Exercise details |
Each entry below should be returned exactly as is, with the pictures removed.

Extracted information |
⁂

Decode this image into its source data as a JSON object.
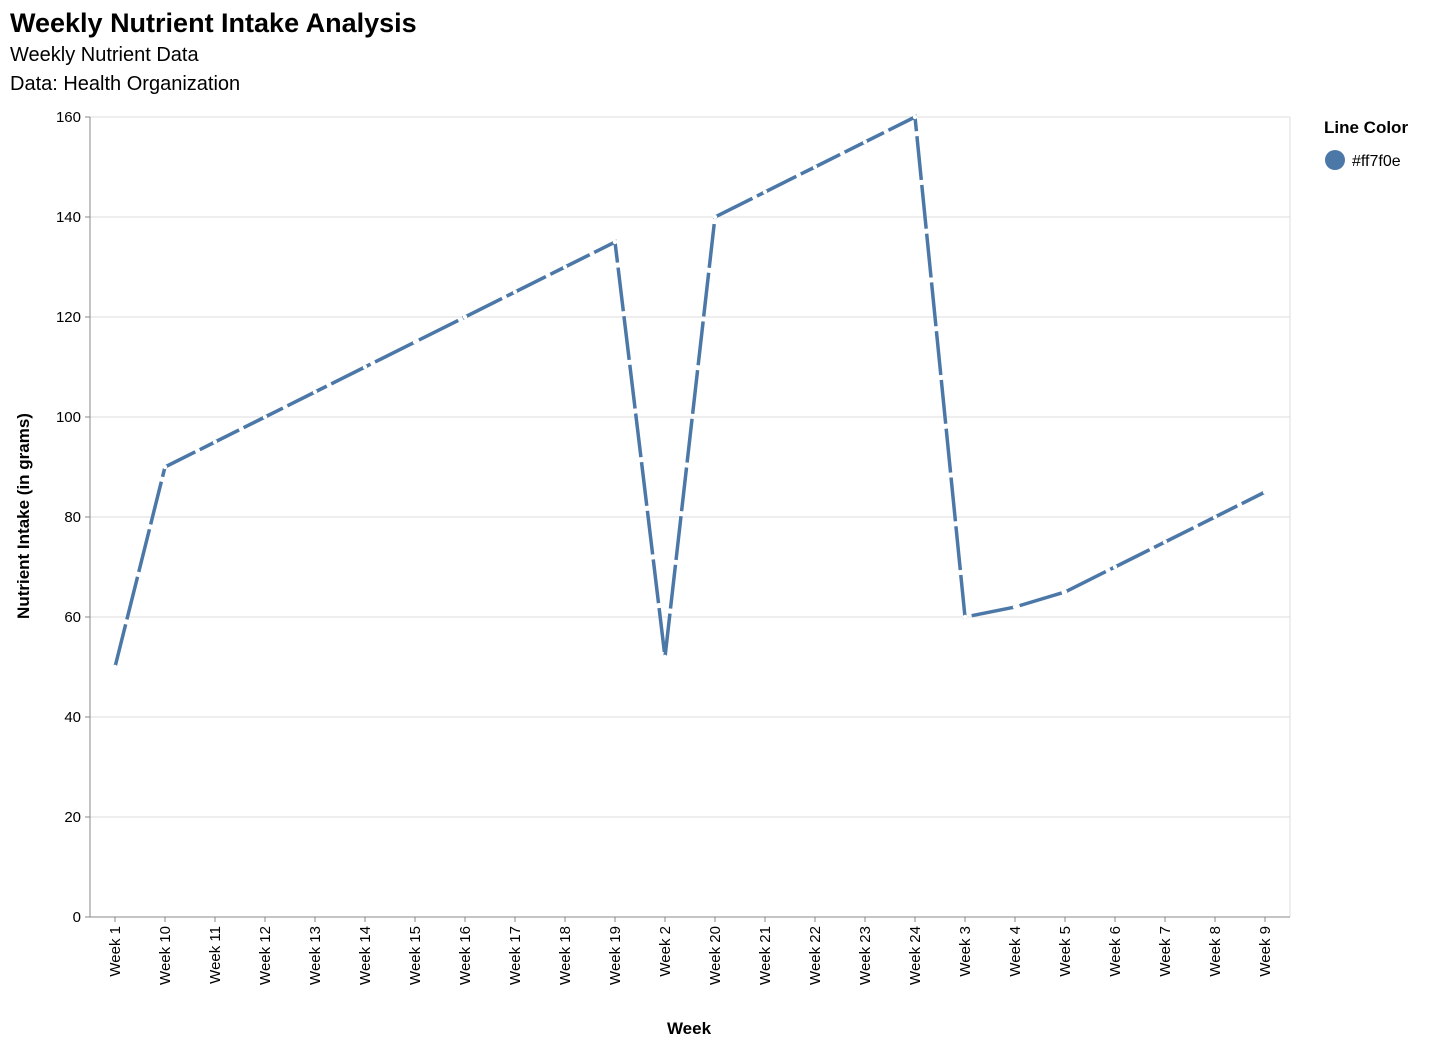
{
  "chart_data": {
    "type": "line",
    "title": "Weekly Nutrient Intake Analysis",
    "subtitle": [
      "Weekly Nutrient Data",
      "Data: Health Organization"
    ],
    "xlabel": "Week",
    "ylabel": "Nutrient Intake (in grams)",
    "ylim": [
      0,
      160
    ],
    "yticks": [
      0,
      20,
      40,
      60,
      80,
      100,
      120,
      140,
      160
    ],
    "grid": true,
    "legend": {
      "title": "Line Color",
      "placement": "top-right",
      "entries": [
        {
          "label": "#ff7f0e",
          "color": "#4c78a8"
        }
      ]
    },
    "categories": [
      "Week 1",
      "Week 10",
      "Week 11",
      "Week 12",
      "Week 13",
      "Week 14",
      "Week 15",
      "Week 16",
      "Week 17",
      "Week 18",
      "Week 19",
      "Week 2",
      "Week 20",
      "Week 21",
      "Week 22",
      "Week 23",
      "Week 24",
      "Week 3",
      "Week 4",
      "Week 5",
      "Week 6",
      "Week 7",
      "Week 8",
      "Week 9"
    ],
    "series": [
      {
        "color": "#4c78a8",
        "values": [
          50,
          90,
          95,
          100,
          105,
          110,
          115,
          120,
          125,
          130,
          135,
          52,
          140,
          145,
          150,
          155,
          160,
          60,
          62,
          65,
          70,
          75,
          80,
          85
        ]
      }
    ]
  }
}
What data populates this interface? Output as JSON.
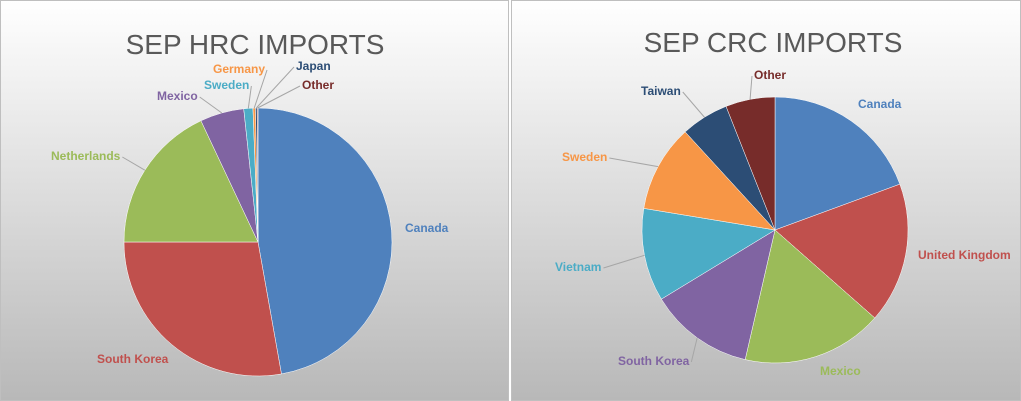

⁂

Task response |
Decode this image into its source data as a JSON object.
{
  "chart_data": {
    "type": "line",
    "title": "Weekly Nutrient Intake Analysis",
    "subtitle": [
      "Weekly Nutrient Data",
      "Data: Health Organization"
    ],
    "xlabel": "Week",
    "ylabel": "Nutrient Intake (in grams)",
    "ylim": [
      0,
      160
    ],
    "yticks": [
      0,
      20,
      40,
      60,
      80,
      100,
      120,
      140,
      160
    ],
    "grid": true,
    "legend": {
      "title": "Line Color",
      "placement": "top-right",
      "entries": [
        {
          "label": "#ff7f0e",
          "color": "#4c78a8"
        }
      ]
    },
    "categories": [
      "Week 1",
      "Week 10",
      "Week 11",
      "Week 12",
      "Week 13",
      "Week 14",
      "Week 15",
      "Week 16",
      "Week 17",
      "Week 18",
      "Week 19",
      "Week 2",
      "Week 20",
      "Week 21",
      "Week 22",
      "Week 23",
      "Week 24",
      "Week 3",
      "Week 4",
      "Week 5",
      "Week 6",
      "Week 7",
      "Week 8",
      "Week 9"
    ],
    "series": [
      {
        "color": "#4c78a8",
        "values": [
          50,
          90,
          95,
          100,
          105,
          110,
          115,
          120,
          125,
          130,
          135,
          52,
          140,
          145,
          150,
          155,
          160,
          60,
          62,
          65,
          70,
          75,
          80,
          85
        ]
      }
    ]
  }
}
What data populates this interface? Output as JSON.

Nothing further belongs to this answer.